[Opening Supplied passage section]
Osram ne nsoromma is one of the Bono Adinkra symbols, which is interpreted to mean "Osram" Moon "Ne" and "Nsoromma" Star. This symbol signifies love, bonding and faithfulness in marriage. The symbol is represented by a half moon with a star slightly hanging within the circumference of the moon. Adinkra are symbols that carry a message or a concept. They are very much used by the Bono people of the Bonoman and the Gyaman, an Akan people of Ghana and Côte d'Ivoire. Osram ne nsoromma symbols are incorporated into walls and other architectural features and quite recently has become common with tattoo designers. The most common ways through which the Adinkra messages are carried out or conveyed is having them printed extensively in fabrics and used in pottery.

Adinkra is an Akan name which means farewell or goodbye. Osram ne nsoromma are two different powerful objects of creation put together (Moon and Star). Both co exist in the sky to produce magnificent light or brightness at night. There are some wise sayings closely related to the Osram ne nsoromma symbol, often linked with proverbs

== Related proverbs ==
The Akans of Ghana use an Adinkra symbol to express proverbs and other philosophical ideas or traditional wisdom, aspects of life or the environment.
[Closing Supplied passage section]
Your tasks -
1. Repeat the Osram ne nsoromma passage between "Adinkra is an" and "or the environment.", inclusive.
2. Decide whether each statement agrees with the Osram ne nsoromma passage, answering yes or no and quoting the words that settle it: (a) The symbol stands for love, bonding and faithfulness in marriage. (b) Adinkra is an Akan name meaning welcome. (c) The symbol shows a full moon with a star outside it.
3. Please continue the Osram ne nsoromma passage from its last sentence.
These entries were taken from a separate source.
[Opening Records section]
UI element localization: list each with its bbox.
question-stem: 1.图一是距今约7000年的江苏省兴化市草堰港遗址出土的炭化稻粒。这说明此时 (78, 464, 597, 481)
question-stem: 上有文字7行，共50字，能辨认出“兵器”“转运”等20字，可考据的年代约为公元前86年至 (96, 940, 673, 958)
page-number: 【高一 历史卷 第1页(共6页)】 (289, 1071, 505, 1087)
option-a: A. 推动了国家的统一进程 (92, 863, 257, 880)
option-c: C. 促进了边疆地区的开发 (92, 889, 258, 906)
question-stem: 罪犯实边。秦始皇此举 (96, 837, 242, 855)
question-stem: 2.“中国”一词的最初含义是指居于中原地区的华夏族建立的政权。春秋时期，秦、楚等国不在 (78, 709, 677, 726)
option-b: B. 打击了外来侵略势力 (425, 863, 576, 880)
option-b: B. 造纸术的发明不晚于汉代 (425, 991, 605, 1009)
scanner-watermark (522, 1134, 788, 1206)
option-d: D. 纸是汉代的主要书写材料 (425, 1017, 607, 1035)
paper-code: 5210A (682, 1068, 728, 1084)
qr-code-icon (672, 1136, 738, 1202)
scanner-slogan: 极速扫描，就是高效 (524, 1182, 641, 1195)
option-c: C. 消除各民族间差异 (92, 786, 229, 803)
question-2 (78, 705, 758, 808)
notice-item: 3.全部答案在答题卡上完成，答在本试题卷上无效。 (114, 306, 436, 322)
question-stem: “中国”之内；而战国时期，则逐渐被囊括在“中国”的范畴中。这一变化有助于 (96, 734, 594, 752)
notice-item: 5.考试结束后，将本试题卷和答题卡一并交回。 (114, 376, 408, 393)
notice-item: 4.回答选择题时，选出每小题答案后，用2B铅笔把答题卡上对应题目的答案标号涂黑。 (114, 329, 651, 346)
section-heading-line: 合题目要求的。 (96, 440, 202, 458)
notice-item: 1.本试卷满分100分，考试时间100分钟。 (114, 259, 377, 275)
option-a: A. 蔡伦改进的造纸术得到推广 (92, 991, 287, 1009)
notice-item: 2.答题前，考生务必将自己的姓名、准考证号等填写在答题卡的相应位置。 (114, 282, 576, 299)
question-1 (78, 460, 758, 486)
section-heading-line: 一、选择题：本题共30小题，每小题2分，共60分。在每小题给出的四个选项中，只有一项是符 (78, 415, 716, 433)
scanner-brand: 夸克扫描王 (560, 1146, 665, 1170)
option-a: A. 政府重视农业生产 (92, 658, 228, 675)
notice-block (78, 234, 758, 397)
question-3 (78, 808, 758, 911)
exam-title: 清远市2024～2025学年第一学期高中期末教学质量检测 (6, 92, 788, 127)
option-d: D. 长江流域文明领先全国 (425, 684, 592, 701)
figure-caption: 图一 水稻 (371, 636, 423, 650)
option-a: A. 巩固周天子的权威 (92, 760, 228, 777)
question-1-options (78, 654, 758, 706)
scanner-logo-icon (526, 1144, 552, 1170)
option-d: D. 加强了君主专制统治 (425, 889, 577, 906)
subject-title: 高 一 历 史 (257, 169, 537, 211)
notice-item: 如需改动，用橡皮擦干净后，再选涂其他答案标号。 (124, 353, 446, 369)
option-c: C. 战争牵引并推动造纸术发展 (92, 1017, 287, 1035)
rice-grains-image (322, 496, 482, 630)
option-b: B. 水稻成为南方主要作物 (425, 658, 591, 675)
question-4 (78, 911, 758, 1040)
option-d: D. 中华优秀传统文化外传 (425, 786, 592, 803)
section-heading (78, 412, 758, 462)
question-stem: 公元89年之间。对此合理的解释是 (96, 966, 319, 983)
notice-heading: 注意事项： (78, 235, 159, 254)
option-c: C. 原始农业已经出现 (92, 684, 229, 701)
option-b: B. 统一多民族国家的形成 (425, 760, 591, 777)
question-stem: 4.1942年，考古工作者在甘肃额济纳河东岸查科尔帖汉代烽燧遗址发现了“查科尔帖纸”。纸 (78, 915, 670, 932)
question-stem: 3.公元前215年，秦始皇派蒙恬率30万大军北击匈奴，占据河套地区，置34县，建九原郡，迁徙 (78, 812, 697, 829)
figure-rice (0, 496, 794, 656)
[Closing Records section]
Set of answers -
1.
Adinkra is an Akan name which means farewell or goodbye. Osram ne nsoromma are two different powerful objects of creation put together (Moon and Star). Both co exist in the sky to produce magnificent light or brightness at night. There are some wise sayings closely related to the Osram ne nsoromma symbol, often linked with proverbs

== Related proverbs ==
The Akans of Ghana use an Adinkra symbol to express proverbs and other philosophical ideas or traditional wisdom, aspects of life or the environment.

2.
(a) Yes: "This symbol signifies love, bonding and faithfulness in marriage."
(b) No: "Adinkra is an Akan name which means farewell or goodbye."
(c) No: "The symbol is represented by a half moon with a star slightly hanging within the circumference of the moon."

3.
Some of the familiar proverbs are:

Awaree nye nsafufuo na waka ahwe, which means marriage is not palm-wine that you can decide to have a taste before you get served. It can also be interpreted to mean marriage is not a venture, committee or an organization that you can be a member today and withdraw your membership tomorrow. This proverb frowns upon break ups or separations in marriages or relationships.

Woreko awaree a bisa, This proverb talks about due diligence before marriage. it is wise to do a background check on your partner before marriage or the worse will happen. Making the wrong choice is sometimes costly. Similarly, most of the proverbs seem to put value on the object being addressed. This symbol signifies Love, bonding and faithfulness but one must carefully choose the right partner.

Ahwenepa nkasa, can be interpreted to mean "Ahwenepa"( Good waist beads) "nkasa" (makes no noise). This can be related to mean a good man or a good woman needs no introduction to be known. You can notice them when you find them. This proverb talks about the character of the would be partner. Good man or woman is hard to find but when you meet that special person, you will notice.